[EXERCISE DIRECTIONS] Copy the rows below word for word, changing nothing.
-- START OF SUPPLIED DATA --
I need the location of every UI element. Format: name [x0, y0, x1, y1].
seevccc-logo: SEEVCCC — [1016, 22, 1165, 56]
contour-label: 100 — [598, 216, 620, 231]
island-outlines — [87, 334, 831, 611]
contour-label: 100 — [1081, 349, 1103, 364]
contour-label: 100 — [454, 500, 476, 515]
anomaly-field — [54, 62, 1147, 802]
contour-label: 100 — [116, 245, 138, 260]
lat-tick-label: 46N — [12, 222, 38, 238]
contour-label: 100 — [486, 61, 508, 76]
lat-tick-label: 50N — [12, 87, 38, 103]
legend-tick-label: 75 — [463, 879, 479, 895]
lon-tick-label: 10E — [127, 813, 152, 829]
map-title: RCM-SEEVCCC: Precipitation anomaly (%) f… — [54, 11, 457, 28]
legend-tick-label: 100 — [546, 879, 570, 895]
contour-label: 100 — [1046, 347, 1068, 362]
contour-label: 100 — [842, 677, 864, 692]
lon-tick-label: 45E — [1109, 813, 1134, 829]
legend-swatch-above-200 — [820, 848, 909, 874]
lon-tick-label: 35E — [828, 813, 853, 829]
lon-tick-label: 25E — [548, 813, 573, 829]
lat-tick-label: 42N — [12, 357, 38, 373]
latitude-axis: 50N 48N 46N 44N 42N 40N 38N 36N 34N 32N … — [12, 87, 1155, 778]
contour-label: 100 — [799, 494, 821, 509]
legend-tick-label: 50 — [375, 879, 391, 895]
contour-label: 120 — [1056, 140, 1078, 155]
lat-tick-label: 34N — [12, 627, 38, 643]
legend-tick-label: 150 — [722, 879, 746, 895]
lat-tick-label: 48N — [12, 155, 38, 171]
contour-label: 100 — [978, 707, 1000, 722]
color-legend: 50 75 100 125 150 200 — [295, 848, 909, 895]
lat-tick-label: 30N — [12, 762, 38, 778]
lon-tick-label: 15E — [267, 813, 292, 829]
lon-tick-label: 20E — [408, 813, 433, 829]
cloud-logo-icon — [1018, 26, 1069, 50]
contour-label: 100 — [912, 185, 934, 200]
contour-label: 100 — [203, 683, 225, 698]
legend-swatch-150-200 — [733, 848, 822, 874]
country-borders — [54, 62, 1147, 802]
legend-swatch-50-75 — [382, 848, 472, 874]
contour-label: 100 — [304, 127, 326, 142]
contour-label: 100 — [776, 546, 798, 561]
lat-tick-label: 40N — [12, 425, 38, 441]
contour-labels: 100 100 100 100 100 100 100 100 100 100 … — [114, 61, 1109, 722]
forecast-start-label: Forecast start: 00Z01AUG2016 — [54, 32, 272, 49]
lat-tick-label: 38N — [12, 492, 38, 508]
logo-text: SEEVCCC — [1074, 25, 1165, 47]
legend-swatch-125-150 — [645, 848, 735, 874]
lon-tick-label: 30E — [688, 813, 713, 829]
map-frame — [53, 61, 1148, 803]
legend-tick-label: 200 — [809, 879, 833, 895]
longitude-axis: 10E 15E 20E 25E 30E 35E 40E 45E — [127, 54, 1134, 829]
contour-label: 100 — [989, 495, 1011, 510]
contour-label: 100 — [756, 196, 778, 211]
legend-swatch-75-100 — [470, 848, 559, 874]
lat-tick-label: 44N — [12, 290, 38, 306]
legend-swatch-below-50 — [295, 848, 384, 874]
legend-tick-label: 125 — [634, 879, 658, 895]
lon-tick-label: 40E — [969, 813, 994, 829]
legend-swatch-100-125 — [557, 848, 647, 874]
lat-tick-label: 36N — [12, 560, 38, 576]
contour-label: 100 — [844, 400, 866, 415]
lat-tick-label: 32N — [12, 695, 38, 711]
-- END OF SUPPLIED DATA --
[RESULT BELOW]
I need the location of every UI element. Format: name [x0, y0, x1, y1].
seevccc-logo: SEEVCCC — [1016, 22, 1165, 56]
contour-label: 100 — [598, 216, 620, 231]
island-outlines — [87, 334, 831, 611]
contour-label: 100 — [1081, 349, 1103, 364]
contour-label: 100 — [454, 500, 476, 515]
anomaly-field — [54, 62, 1147, 802]
contour-label: 100 — [116, 245, 138, 260]
lat-tick-label: 46N — [12, 222, 38, 238]
contour-label: 100 — [486, 61, 508, 76]
lat-tick-label: 50N — [12, 87, 38, 103]
legend-tick-label: 75 — [463, 879, 479, 895]
lon-tick-label: 10E — [127, 813, 152, 829]
map-title: RCM-SEEVCCC: Precipitation anomaly (%) f… — [54, 11, 457, 28]
legend-tick-label: 100 — [546, 879, 570, 895]
contour-label: 100 — [1046, 347, 1068, 362]
contour-label: 100 — [842, 677, 864, 692]
lon-tick-label: 45E — [1109, 813, 1134, 829]
legend-swatch-above-200 — [820, 848, 909, 874]
lon-tick-label: 35E — [828, 813, 853, 829]
lon-tick-label: 25E — [548, 813, 573, 829]
lat-tick-label: 42N — [12, 357, 38, 373]
latitude-axis: 50N 48N 46N 44N 42N 40N 38N 36N 34N 32N … — [12, 87, 1155, 778]
contour-label: 100 — [799, 494, 821, 509]
legend-tick-label: 50 — [375, 879, 391, 895]
contour-label: 120 — [1056, 140, 1078, 155]
lat-tick-label: 34N — [12, 627, 38, 643]
legend-tick-label: 150 — [722, 879, 746, 895]
lat-tick-label: 48N — [12, 155, 38, 171]
contour-label: 100 — [978, 707, 1000, 722]
color-legend: 50 75 100 125 150 200 — [295, 848, 909, 895]
lat-tick-label: 30N — [12, 762, 38, 778]
lon-tick-label: 15E — [267, 813, 292, 829]
lon-tick-label: 20E — [408, 813, 433, 829]
cloud-logo-icon — [1018, 26, 1069, 50]
contour-label: 100 — [912, 185, 934, 200]
contour-label: 100 — [203, 683, 225, 698]
legend-swatch-150-200 — [733, 848, 822, 874]
country-borders — [54, 62, 1147, 802]
legend-swatch-50-75 — [382, 848, 472, 874]
contour-label: 100 — [304, 127, 326, 142]
contour-label: 100 — [776, 546, 798, 561]
lat-tick-label: 40N — [12, 425, 38, 441]
contour-labels: 100 100 100 100 100 100 100 100 100 100 … — [114, 61, 1109, 722]
forecast-start-label: Forecast start: 00Z01AUG2016 — [54, 32, 272, 49]
lat-tick-label: 38N — [12, 492, 38, 508]
logo-text: SEEVCCC — [1074, 25, 1165, 47]
legend-swatch-125-150 — [645, 848, 735, 874]
lon-tick-label: 30E — [688, 813, 713, 829]
map-frame — [53, 61, 1148, 803]
legend-tick-label: 200 — [809, 879, 833, 895]
longitude-axis: 10E 15E 20E 25E 30E 35E 40E 45E — [127, 54, 1134, 829]
contour-label: 100 — [989, 495, 1011, 510]
contour-label: 100 — [756, 196, 778, 211]
legend-swatch-75-100 — [470, 848, 559, 874]
lat-tick-label: 44N — [12, 290, 38, 306]
legend-swatch-below-50 — [295, 848, 384, 874]
legend-tick-label: 125 — [634, 879, 658, 895]
lon-tick-label: 40E — [969, 813, 994, 829]
legend-swatch-100-125 — [557, 848, 647, 874]
lat-tick-label: 36N — [12, 560, 38, 576]
contour-label: 100 — [844, 400, 866, 415]
lat-tick-label: 32N — [12, 695, 38, 711]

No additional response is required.